Description of the task: Reproduce each line that includes the word "JSON".

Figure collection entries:

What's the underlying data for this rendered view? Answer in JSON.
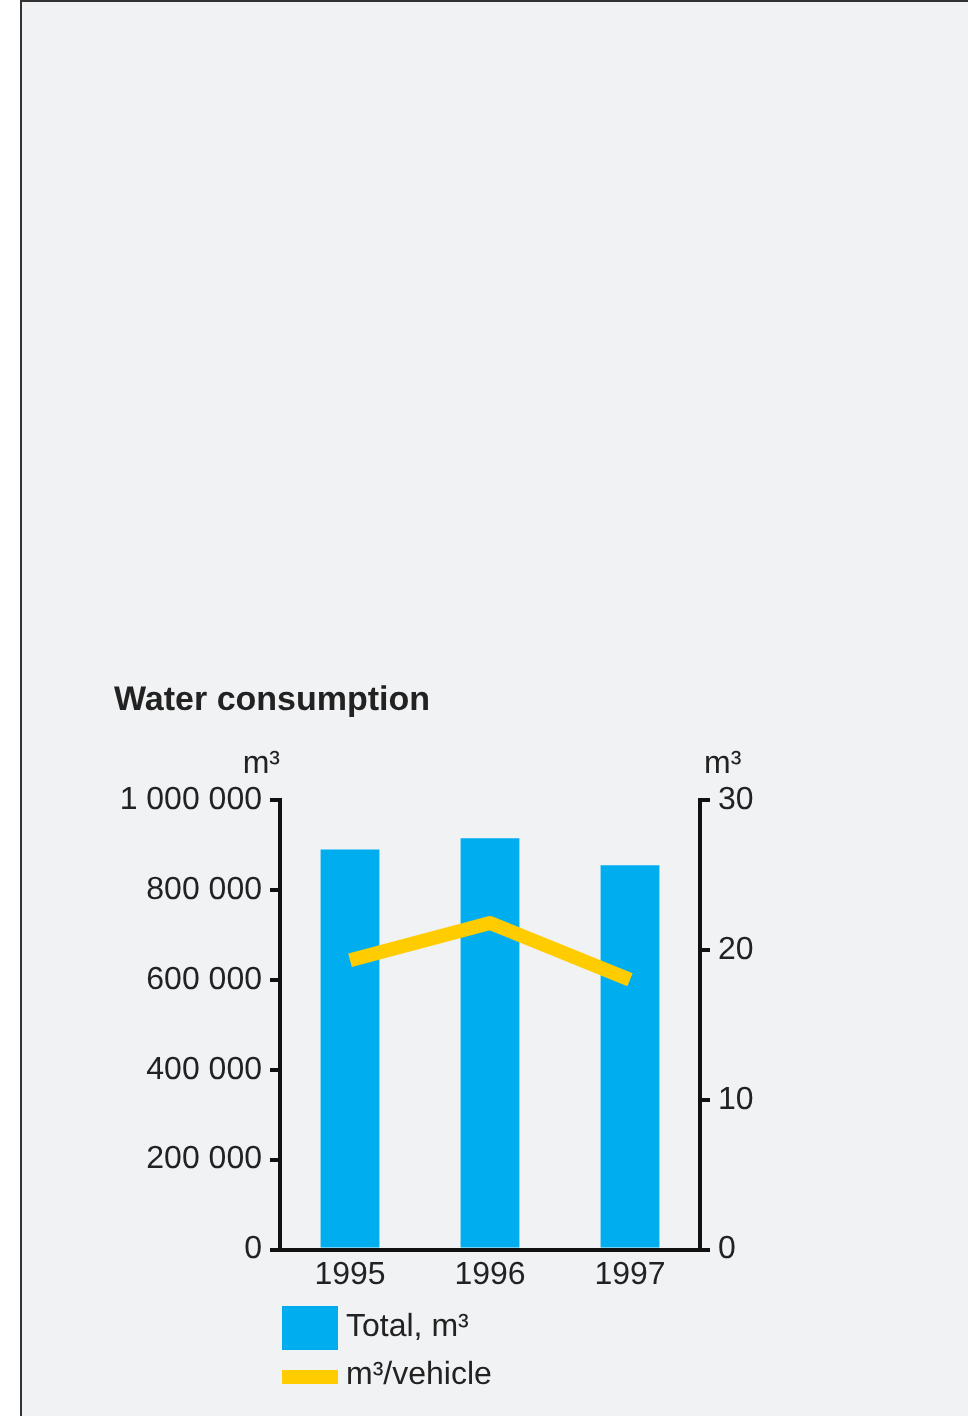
{
  "chart_data": {
    "type": "bar",
    "title": "Water consumption",
    "ylabel": "m³",
    "y2label": "m³",
    "categories": [
      "1995",
      "1996",
      "1997"
    ],
    "series": [
      {
        "name": "Total, m³",
        "color": "#00aeef",
        "values": [
          890000,
          915000,
          855000
        ]
      },
      {
        "name": "m³/vehicle",
        "type": "line",
        "axis": "y2",
        "color": "#ffcc00",
        "values": [
          19.3,
          21.8,
          18.0
        ]
      }
    ],
    "ylim": [
      0,
      1000000
    ],
    "yticks": [
      0,
      {
        "value": 200000,
        "label": "200 000"
      },
      {
        "value": 400000,
        "label": "400 000"
      },
      {
        "value": 600000,
        "label": "600 000"
      },
      {
        "value": 800000,
        "label": "800 000"
      },
      {
        "value": 1000000,
        "label": "1 000 000"
      }
    ],
    "y2lim": [
      0,
      30
    ],
    "y2ticks": [
      0,
      10,
      20,
      30
    ],
    "grid": false,
    "legend": "bottom",
    "marker": "none",
    "line_style": "solid"
  }
}
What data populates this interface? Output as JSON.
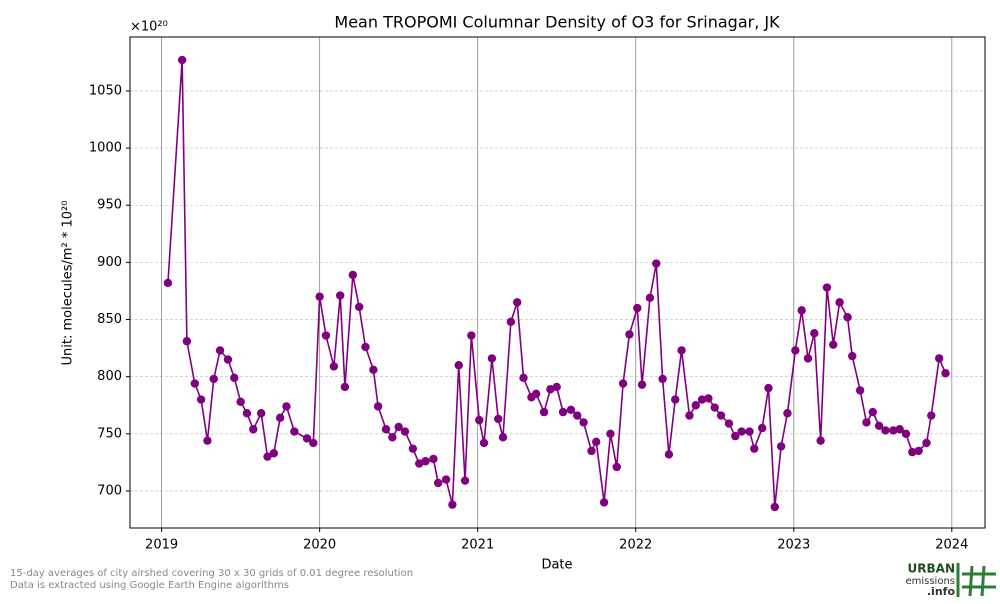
{
  "chart_data": {
    "type": "line",
    "title": "Mean TROPOMI Columnar Density of O3 for Srinagar, JK",
    "x_label": "Date",
    "y_label": "Unit: molecules/m² * 10²⁰",
    "y_offset_label": "×10²⁰",
    "x": [
      2019.04,
      2019.13,
      2019.16,
      2019.21,
      2019.25,
      2019.29,
      2019.33,
      2019.37,
      2019.42,
      2019.46,
      2019.5,
      2019.54,
      2019.58,
      2019.63,
      2019.67,
      2019.71,
      2019.75,
      2019.79,
      2019.84,
      2019.92,
      2019.96,
      2020.0,
      2020.04,
      2020.09,
      2020.13,
      2020.16,
      2020.21,
      2020.25,
      2020.29,
      2020.34,
      2020.37,
      2020.42,
      2020.46,
      2020.5,
      2020.54,
      2020.59,
      2020.63,
      2020.67,
      2020.72,
      2020.75,
      2020.8,
      2020.84,
      2020.88,
      2020.92,
      2020.96,
      2021.01,
      2021.04,
      2021.09,
      2021.13,
      2021.16,
      2021.21,
      2021.25,
      2021.29,
      2021.34,
      2021.37,
      2021.42,
      2021.46,
      2021.5,
      2021.54,
      2021.59,
      2021.63,
      2021.67,
      2021.72,
      2021.75,
      2021.8,
      2021.84,
      2021.88,
      2021.92,
      2021.96,
      2022.01,
      2022.04,
      2022.09,
      2022.13,
      2022.17,
      2022.21,
      2022.25,
      2022.29,
      2022.34,
      2022.38,
      2022.42,
      2022.46,
      2022.5,
      2022.54,
      2022.59,
      2022.63,
      2022.67,
      2022.72,
      2022.75,
      2022.8,
      2022.84,
      2022.88,
      2022.92,
      2022.96,
      2023.01,
      2023.05,
      2023.09,
      2023.13,
      2023.17,
      2023.21,
      2023.25,
      2023.29,
      2023.34,
      2023.37,
      2023.42,
      2023.46,
      2023.5,
      2023.54,
      2023.58,
      2023.63,
      2023.67,
      2023.71,
      2023.75,
      2023.79,
      2023.84,
      2023.87,
      2023.92,
      2023.96
    ],
    "series": [
      {
        "color": "#800080",
        "values": [
          882,
          1077,
          831,
          794,
          780,
          744,
          798,
          823,
          815,
          799,
          778,
          768,
          754,
          768,
          730,
          733,
          764,
          774,
          752,
          746,
          742,
          870,
          836,
          809,
          871,
          791,
          889,
          861,
          826,
          806,
          774,
          754,
          747,
          756,
          752,
          737,
          724,
          726,
          728,
          707,
          710,
          688,
          810,
          709,
          836,
          762,
          742,
          816,
          763,
          747,
          848,
          865,
          799,
          782,
          785,
          769,
          789,
          791,
          769,
          771,
          766,
          760,
          735,
          743,
          690,
          750,
          721,
          794,
          837,
          860,
          793,
          869,
          899,
          798,
          732,
          780,
          823,
          766,
          775,
          780,
          781,
          773,
          766,
          759,
          748,
          752,
          752,
          737,
          755,
          790,
          686,
          739,
          768,
          823,
          858,
          816,
          838,
          744,
          878,
          828,
          865,
          852,
          818,
          788,
          760,
          769,
          757,
          753,
          753,
          754,
          750,
          734,
          735,
          742,
          766,
          816,
          803
        ]
      }
    ],
    "xlim": [
      2018.8,
      2024.21
    ],
    "xticks": [
      2019,
      2020,
      2021,
      2022,
      2023,
      2024
    ],
    "ylim": [
      667.6,
      1097.2
    ],
    "yticks": [
      700,
      750,
      800,
      850,
      900,
      950,
      1000,
      1050
    ],
    "grid": true
  },
  "footnote": [
    "15-day averages of city airshed covering 30 x 30 grids of 0.01 degree resolution",
    "Data is extracted using Google Earth Engine algorithms"
  ],
  "logo": [
    "URBAN",
    "emissions",
    ".info"
  ]
}
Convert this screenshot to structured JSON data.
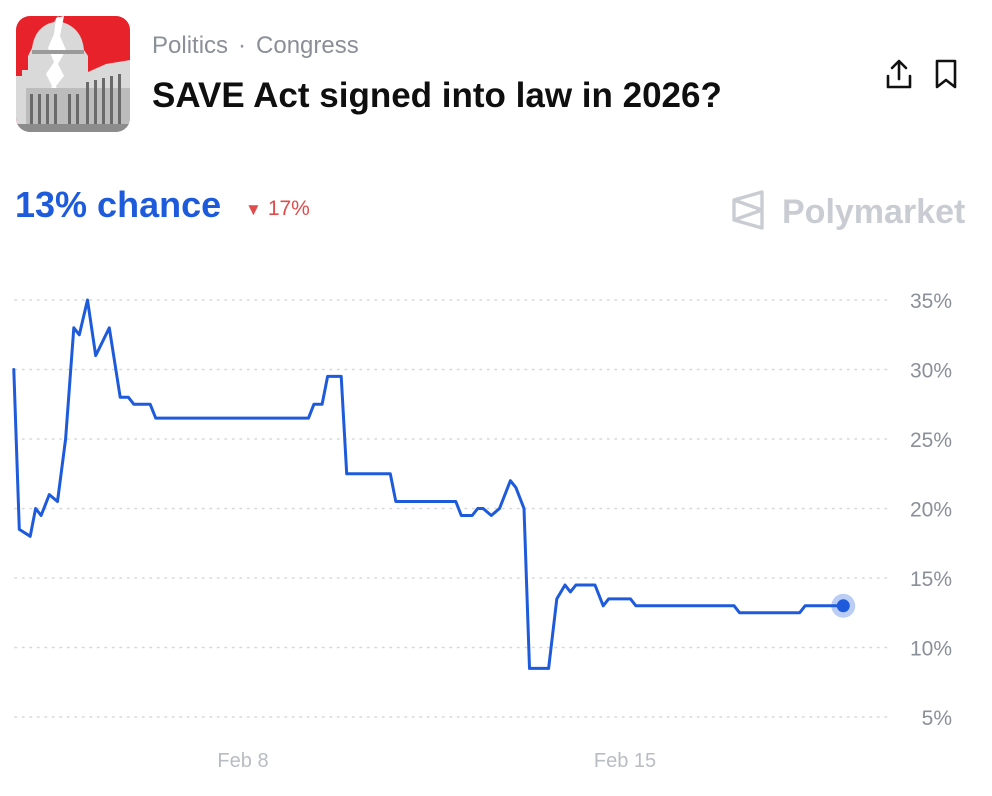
{
  "header": {
    "category": "Politics",
    "separator": "·",
    "subcategory": "Congress",
    "title": "SAVE Act signed into law in 2026?",
    "thumbnail_icon": "us-capitol-image",
    "share_icon": "share-icon",
    "bookmark_icon": "bookmark-icon"
  },
  "summary": {
    "chance_label": "13% chance",
    "delta_arrow": "▼",
    "delta_label": "17%",
    "brand": "Polymarket"
  },
  "colors": {
    "line": "#1e5bdc",
    "delta": "#e04b4b",
    "axis_text": "#8a8f98",
    "grid": "#d5d8dc",
    "brand": "#c9cdd3"
  },
  "chart_data": {
    "type": "line",
    "x_axis": "date",
    "x_ticks": [
      {
        "label": "Feb 8",
        "day": 8
      },
      {
        "label": "Feb 15",
        "day": 15
      }
    ],
    "y_ticks": [
      {
        "label": "35%",
        "value": 35
      },
      {
        "label": "30%",
        "value": 30
      },
      {
        "label": "25%",
        "value": 25
      },
      {
        "label": "20%",
        "value": 20
      },
      {
        "label": "15%",
        "value": 15
      },
      {
        "label": "10%",
        "value": 10
      },
      {
        "label": "5%",
        "value": 5
      }
    ],
    "ylim": [
      5,
      35
    ],
    "grid": "horizontal-dotted",
    "series": [
      {
        "values": [
          [
            3.8,
            30.0
          ],
          [
            3.9,
            18.5
          ],
          [
            4.1,
            18.0
          ],
          [
            4.2,
            20.0
          ],
          [
            4.3,
            19.5
          ],
          [
            4.45,
            21.0
          ],
          [
            4.6,
            20.5
          ],
          [
            4.75,
            25.0
          ],
          [
            4.9,
            33.0
          ],
          [
            5.0,
            32.5
          ],
          [
            5.15,
            35.0
          ],
          [
            5.3,
            31.0
          ],
          [
            5.55,
            33.0
          ],
          [
            5.75,
            28.0
          ],
          [
            5.9,
            28.0
          ],
          [
            6.0,
            27.5
          ],
          [
            6.3,
            27.5
          ],
          [
            6.4,
            26.5
          ],
          [
            9.0,
            26.5
          ],
          [
            9.2,
            26.5
          ],
          [
            9.3,
            27.5
          ],
          [
            9.45,
            27.5
          ],
          [
            9.55,
            29.5
          ],
          [
            9.8,
            29.5
          ],
          [
            9.9,
            22.5
          ],
          [
            10.7,
            22.5
          ],
          [
            10.8,
            20.5
          ],
          [
            11.9,
            20.5
          ],
          [
            12.0,
            19.5
          ],
          [
            12.2,
            19.5
          ],
          [
            12.3,
            20.0
          ],
          [
            12.4,
            20.0
          ],
          [
            12.55,
            19.5
          ],
          [
            12.7,
            20.0
          ],
          [
            12.9,
            22.0
          ],
          [
            13.0,
            21.5
          ],
          [
            13.15,
            20.0
          ],
          [
            13.25,
            8.5
          ],
          [
            13.6,
            8.5
          ],
          [
            13.75,
            13.5
          ],
          [
            13.9,
            14.5
          ],
          [
            14.0,
            14.0
          ],
          [
            14.1,
            14.5
          ],
          [
            14.45,
            14.5
          ],
          [
            14.6,
            13.0
          ],
          [
            14.7,
            13.5
          ],
          [
            15.1,
            13.5
          ],
          [
            15.2,
            13.0
          ],
          [
            17.0,
            13.0
          ],
          [
            17.1,
            12.5
          ],
          [
            18.2,
            12.5
          ],
          [
            18.3,
            13.0
          ],
          [
            19.0,
            13.0
          ]
        ]
      }
    ]
  }
}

Correct answer:
What's the underlying data for this rendered view? Answer in JSON.
What data populates this interface? Output as JSON.
Convert this screenshot to structured JSON data.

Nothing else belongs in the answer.